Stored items
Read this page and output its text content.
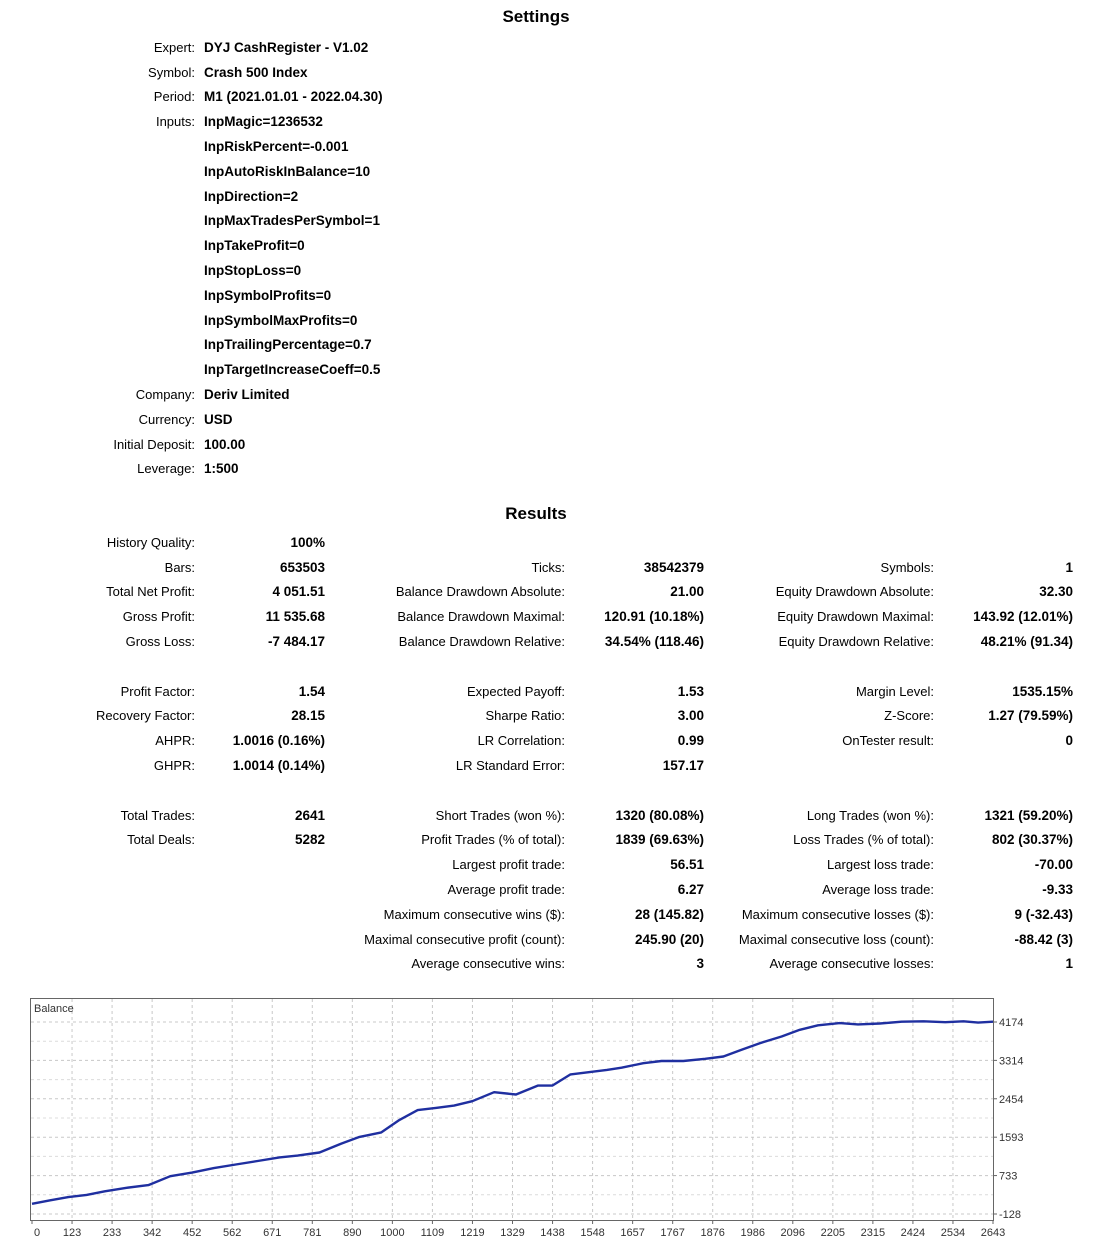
Settings
Expert: DYJ CashRegister - V1.02
Symbol: Crash 500 Index
Period: M1 (2021.01.01 - 2022.04.30)
Inputs: InpMagic=1236532
InpRiskPercent=-0.001
InpAutoRiskInBalance=10
InpDirection=2
InpMaxTradesPerSymbol=1
InpTakeProfit=0
InpStopLoss=0
InpSymbolProfits=0
InpSymbolMaxProfits=0
InpTrailingPercentage=0.7
InpTargetIncreaseCoeff=0.5
Company: Deriv Limited
Currency: USD
Initial Deposit: 100.00
Leverage: 1:500
Results
History Quality:	100%
Bars:	653503	Ticks:	38542379	Symbols:	1
Total Net Profit:	4 051.51	Balance Drawdown Absolute:	21.00	Equity Drawdown Absolute:	32.30
Gross Profit:	11 535.68	Balance Drawdown Maximal:	120.91 (10.18%)	Equity Drawdown Maximal:	143.92 (12.01%)
Gross Loss:	-7 484.17	Balance Drawdown Relative:	34.54% (118.46)	Equity Drawdown Relative:	48.21% (91.34)
Profit Factor:	1.54	Expected Payoff:	1.53	Margin Level:	1535.15%
Recovery Factor:	28.15	Sharpe Ratio:	3.00	Z-Score:	1.27 (79.59%)
AHPR:	1.0016 (0.16%)	LR Correlation:	0.99	OnTester result:	0
GHPR:	1.0014 (0.14%)	LR Standard Error:	157.17
Total Trades:	2641	Short Trades (won %):	1320 (80.08%)	Long Trades (won %):	1321 (59.20%)
Total Deals:	5282	Profit Trades (% of total):	1839 (69.63%)	Loss Trades (% of total):	802 (30.37%)
Largest profit trade:	56.51	Largest loss trade:	-70.00
Average profit trade:	6.27	Average loss trade:	-9.33
Maximum consecutive wins ($):	28 (145.82)	Maximum consecutive losses ($):	9 (-32.43)
Maximal consecutive profit (count):	245.90 (20)	Maximal consecutive loss (count):	-88.42 (3)
Average consecutive wins:	3	Average consecutive losses:	1
Balance
0 123 233 342 452 562 671 781 890 1000 1109 1219 1329 1438 1548 1657 1767 1876 1986 2096 2205 2315 2424 2534 2643
4174
3314
2454
1593
733
-128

Work to complete
Give back each entry exactly as it appears, with no pictures.

Written response
Read this page and output its text content.
Settings
Expert: DYJ CashRegister - V1.02
Symbol: Crash 500 Index
Period: M1 (2021.01.01 - 2022.04.30)
Inputs: InpMagic=1236532
InpRiskPercent=-0.001
InpAutoRiskInBalance=10
InpDirection=2
InpMaxTradesPerSymbol=1
InpTakeProfit=0
InpStopLoss=0
InpSymbolProfits=0
InpSymbolMaxProfits=0
InpTrailingPercentage=0.7
InpTargetIncreaseCoeff=0.5
Company: Deriv Limited
Currency: USD
Initial Deposit: 100.00
Leverage: 1:500
Results
History Quality:	100%
Bars:	653503	Ticks:	38542379	Symbols:	1
Total Net Profit:	4 051.51	Balance Drawdown Absolute:	21.00	Equity Drawdown Absolute:	32.30
Gross Profit:	11 535.68	Balance Drawdown Maximal:	120.91 (10.18%)	Equity Drawdown Maximal:	143.92 (12.01%)
Gross Loss:	-7 484.17	Balance Drawdown Relative:	34.54% (118.46)	Equity Drawdown Relative:	48.21% (91.34)
Profit Factor:	1.54	Expected Payoff:	1.53	Margin Level:	1535.15%
Recovery Factor:	28.15	Sharpe Ratio:	3.00	Z-Score:	1.27 (79.59%)
AHPR:	1.0016 (0.16%)	LR Correlation:	0.99	OnTester result:	0
GHPR:	1.0014 (0.14%)	LR Standard Error:	157.17
Total Trades:	2641	Short Trades (won %):	1320 (80.08%)	Long Trades (won %):	1321 (59.20%)
Total Deals:	5282	Profit Trades (% of total):	1839 (69.63%)	Loss Trades (% of total):	802 (30.37%)
Largest profit trade:	56.51	Largest loss trade:	-70.00
Average profit trade:	6.27	Average loss trade:	-9.33
Maximum consecutive wins ($):	28 (145.82)	Maximum consecutive losses ($):	9 (-32.43)
Maximal consecutive profit (count):	245.90 (20)	Maximal consecutive loss (count):	-88.42 (3)
Average consecutive wins:	3	Average consecutive losses:	1
Balance
0 123 233 342 452 562 671 781 890 1000 1109 1219 1329 1438 1548 1657 1767 1876 1986 2096 2205 2315 2424 2534 2643
4174
3314
2454
1593
733
-128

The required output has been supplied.